Write out each entry again. Keep every word exactly as it is.

- - - - -

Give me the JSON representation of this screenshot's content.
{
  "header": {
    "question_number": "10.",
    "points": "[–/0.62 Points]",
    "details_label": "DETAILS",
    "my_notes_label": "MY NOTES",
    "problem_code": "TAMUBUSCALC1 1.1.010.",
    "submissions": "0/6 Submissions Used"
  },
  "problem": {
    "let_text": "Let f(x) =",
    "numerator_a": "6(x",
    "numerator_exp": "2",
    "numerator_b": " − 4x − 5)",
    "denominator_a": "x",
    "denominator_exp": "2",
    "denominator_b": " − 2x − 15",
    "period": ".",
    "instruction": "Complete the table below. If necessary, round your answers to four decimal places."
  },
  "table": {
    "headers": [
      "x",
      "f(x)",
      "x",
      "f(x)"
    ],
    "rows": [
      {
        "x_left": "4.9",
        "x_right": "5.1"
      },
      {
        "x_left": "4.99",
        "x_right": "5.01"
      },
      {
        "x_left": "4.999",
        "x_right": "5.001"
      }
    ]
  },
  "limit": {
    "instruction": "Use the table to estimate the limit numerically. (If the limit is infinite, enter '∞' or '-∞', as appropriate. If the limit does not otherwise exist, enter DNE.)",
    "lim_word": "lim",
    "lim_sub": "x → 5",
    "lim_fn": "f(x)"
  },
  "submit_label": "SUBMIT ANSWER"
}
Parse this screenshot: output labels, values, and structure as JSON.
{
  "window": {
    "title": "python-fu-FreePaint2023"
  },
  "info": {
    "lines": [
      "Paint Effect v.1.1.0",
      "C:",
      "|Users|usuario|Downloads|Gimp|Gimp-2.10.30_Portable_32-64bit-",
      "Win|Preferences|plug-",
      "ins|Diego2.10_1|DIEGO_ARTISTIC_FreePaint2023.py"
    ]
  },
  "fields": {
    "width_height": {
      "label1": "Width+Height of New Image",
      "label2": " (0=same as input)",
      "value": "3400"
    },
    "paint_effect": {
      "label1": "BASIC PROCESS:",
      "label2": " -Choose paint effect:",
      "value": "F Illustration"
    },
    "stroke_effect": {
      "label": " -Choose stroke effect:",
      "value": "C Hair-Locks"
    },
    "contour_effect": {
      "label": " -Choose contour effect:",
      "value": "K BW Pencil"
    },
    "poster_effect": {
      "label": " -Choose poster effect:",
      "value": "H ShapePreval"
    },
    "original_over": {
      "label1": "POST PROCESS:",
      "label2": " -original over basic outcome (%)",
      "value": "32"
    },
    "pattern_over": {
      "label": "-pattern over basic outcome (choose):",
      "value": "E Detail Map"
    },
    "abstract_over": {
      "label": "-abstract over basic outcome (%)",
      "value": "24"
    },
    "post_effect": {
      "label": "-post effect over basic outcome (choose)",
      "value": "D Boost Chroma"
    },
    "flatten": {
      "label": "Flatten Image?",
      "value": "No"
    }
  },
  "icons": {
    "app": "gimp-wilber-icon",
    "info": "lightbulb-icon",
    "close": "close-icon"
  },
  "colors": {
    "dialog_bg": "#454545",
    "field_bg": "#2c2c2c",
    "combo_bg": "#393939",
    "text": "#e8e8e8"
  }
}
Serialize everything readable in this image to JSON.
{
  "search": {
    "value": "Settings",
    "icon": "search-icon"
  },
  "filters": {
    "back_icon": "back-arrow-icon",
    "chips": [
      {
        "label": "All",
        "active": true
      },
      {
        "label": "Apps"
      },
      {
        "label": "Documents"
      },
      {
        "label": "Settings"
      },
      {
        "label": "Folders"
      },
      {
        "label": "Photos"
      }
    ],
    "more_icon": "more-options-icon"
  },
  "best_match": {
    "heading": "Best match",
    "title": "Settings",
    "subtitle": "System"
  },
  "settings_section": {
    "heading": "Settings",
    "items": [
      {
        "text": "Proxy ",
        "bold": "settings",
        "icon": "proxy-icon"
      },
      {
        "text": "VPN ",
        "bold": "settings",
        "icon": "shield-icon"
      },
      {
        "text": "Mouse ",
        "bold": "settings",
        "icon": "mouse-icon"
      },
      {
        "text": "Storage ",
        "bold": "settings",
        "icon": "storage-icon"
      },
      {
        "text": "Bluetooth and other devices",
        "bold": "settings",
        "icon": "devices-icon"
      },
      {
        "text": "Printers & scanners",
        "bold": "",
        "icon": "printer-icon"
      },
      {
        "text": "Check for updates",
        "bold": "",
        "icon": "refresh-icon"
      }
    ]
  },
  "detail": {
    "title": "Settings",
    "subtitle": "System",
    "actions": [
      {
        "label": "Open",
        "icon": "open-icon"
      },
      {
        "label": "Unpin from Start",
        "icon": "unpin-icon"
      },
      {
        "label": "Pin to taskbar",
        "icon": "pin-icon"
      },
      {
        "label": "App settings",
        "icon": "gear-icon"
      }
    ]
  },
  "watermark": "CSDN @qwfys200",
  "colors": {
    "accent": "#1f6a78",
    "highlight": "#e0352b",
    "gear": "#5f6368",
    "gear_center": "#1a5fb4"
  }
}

- - - - -

== Complete response ==
Give me the JSON representation of this screenshot's content.
{
  "header": {
    "question_number": "10.",
    "points": "[–/0.62 Points]",
    "details_label": "DETAILS",
    "my_notes_label": "MY NOTES",
    "problem_code": "TAMUBUSCALC1 1.1.010.",
    "submissions": "0/6 Submissions Used"
  },
  "problem": {
    "let_text": "Let f(x) =",
    "numerator_a": "6(x",
    "numerator_exp": "2",
    "numerator_b": " − 4x − 5)",
    "denominator_a": "x",
    "denominator_exp": "2",
    "denominator_b": " − 2x − 15",
    "period": ".",
    "instruction": "Complete the table below. If necessary, round your answers to four decimal places."
  },
  "table": {
    "headers": [
      "x",
      "f(x)",
      "x",
      "f(x)"
    ],
    "rows": [
      {
        "x_left": "4.9",
        "x_right": "5.1"
      },
      {
        "x_left": "4.99",
        "x_right": "5.01"
      },
      {
        "x_left": "4.999",
        "x_right": "5.001"
      }
    ]
  },
  "limit": {
    "instruction": "Use the table to estimate the limit numerically. (If the limit is infinite, enter '∞' or '-∞', as appropriate. If the limit does not otherwise exist, enter DNE.)",
    "lim_word": "lim",
    "lim_sub": "x → 5",
    "lim_fn": "f(x)"
  },
  "submit_label": "SUBMIT ANSWER"
}
Parse this screenshot: output labels, values, and structure as JSON.
{
  "window": {
    "title": "python-fu-FreePaint2023"
  },
  "info": {
    "lines": [
      "Paint Effect v.1.1.0",
      "C:",
      "|Users|usuario|Downloads|Gimp|Gimp-2.10.30_Portable_32-64bit-",
      "Win|Preferences|plug-",
      "ins|Diego2.10_1|DIEGO_ARTISTIC_FreePaint2023.py"
    ]
  },
  "fields": {
    "width_height": {
      "label1": "Width+Height of New Image",
      "label2": " (0=same as input)",
      "value": "3400"
    },
    "paint_effect": {
      "label1": "BASIC PROCESS:",
      "label2": " -Choose paint effect:",
      "value": "F Illustration"
    },
    "stroke_effect": {
      "label": " -Choose stroke effect:",
      "value": "C Hair-Locks"
    },
    "contour_effect": {
      "label": " -Choose contour effect:",
      "value": "K BW Pencil"
    },
    "poster_effect": {
      "label": " -Choose poster effect:",
      "value": "H ShapePreval"
    },
    "original_over": {
      "label1": "POST PROCESS:",
      "label2": " -original over basic outcome (%)",
      "value": "32"
    },
    "pattern_over": {
      "label": "-pattern over basic outcome (choose):",
      "value": "E Detail Map"
    },
    "abstract_over": {
      "label": "-abstract over basic outcome (%)",
      "value": "24"
    },
    "post_effect": {
      "label": "-post effect over basic outcome (choose)",
      "value": "D Boost Chroma"
    },
    "flatten": {
      "label": "Flatten Image?",
      "value": "No"
    }
  },
  "icons": {
    "app": "gimp-wilber-icon",
    "info": "lightbulb-icon",
    "close": "close-icon"
  },
  "colors": {
    "dialog_bg": "#454545",
    "field_bg": "#2c2c2c",
    "combo_bg": "#393939",
    "text": "#e8e8e8"
  }
}
Serialize everything readable in this image to JSON.
{
  "search": {
    "value": "Settings",
    "icon": "search-icon"
  },
  "filters": {
    "back_icon": "back-arrow-icon",
    "chips": [
      {
        "label": "All",
        "active": true
      },
      {
        "label": "Apps"
      },
      {
        "label": "Documents"
      },
      {
        "label": "Settings"
      },
      {
        "label": "Folders"
      },
      {
        "label": "Photos"
      }
    ],
    "more_icon": "more-options-icon"
  },
  "best_match": {
    "heading": "Best match",
    "title": "Settings",
    "subtitle": "System"
  },
  "settings_section": {
    "heading": "Settings",
    "items": [
      {
        "text": "Proxy ",
        "bold": "settings",
        "icon": "proxy-icon"
      },
      {
        "text": "VPN ",
        "bold": "settings",
        "icon": "shield-icon"
      },
      {
        "text": "Mouse ",
        "bold": "settings",
        "icon": "mouse-icon"
      },
      {
        "text": "Storage ",
        "bold": "settings",
        "icon": "storage-icon"
      },
      {
        "text": "Bluetooth and other devices",
        "bold": "settings",
        "icon": "devices-icon"
      },
      {
        "text": "Printers & scanners",
        "bold": "",
        "icon": "printer-icon"
      },
      {
        "text": "Check for updates",
        "bold": "",
        "icon": "refresh-icon"
      }
    ]
  },
  "detail": {
    "title": "Settings",
    "subtitle": "System",
    "actions": [
      {
        "label": "Open",
        "icon": "open-icon"
      },
      {
        "label": "Unpin from Start",
        "icon": "unpin-icon"
      },
      {
        "label": "Pin to taskbar",
        "icon": "pin-icon"
      },
      {
        "label": "App settings",
        "icon": "gear-icon"
      }
    ]
  },
  "watermark": "CSDN @qwfys200",
  "colors": {
    "accent": "#1f6a78",
    "highlight": "#e0352b",
    "gear": "#5f6368",
    "gear_center": "#1a5fb4"
  }
}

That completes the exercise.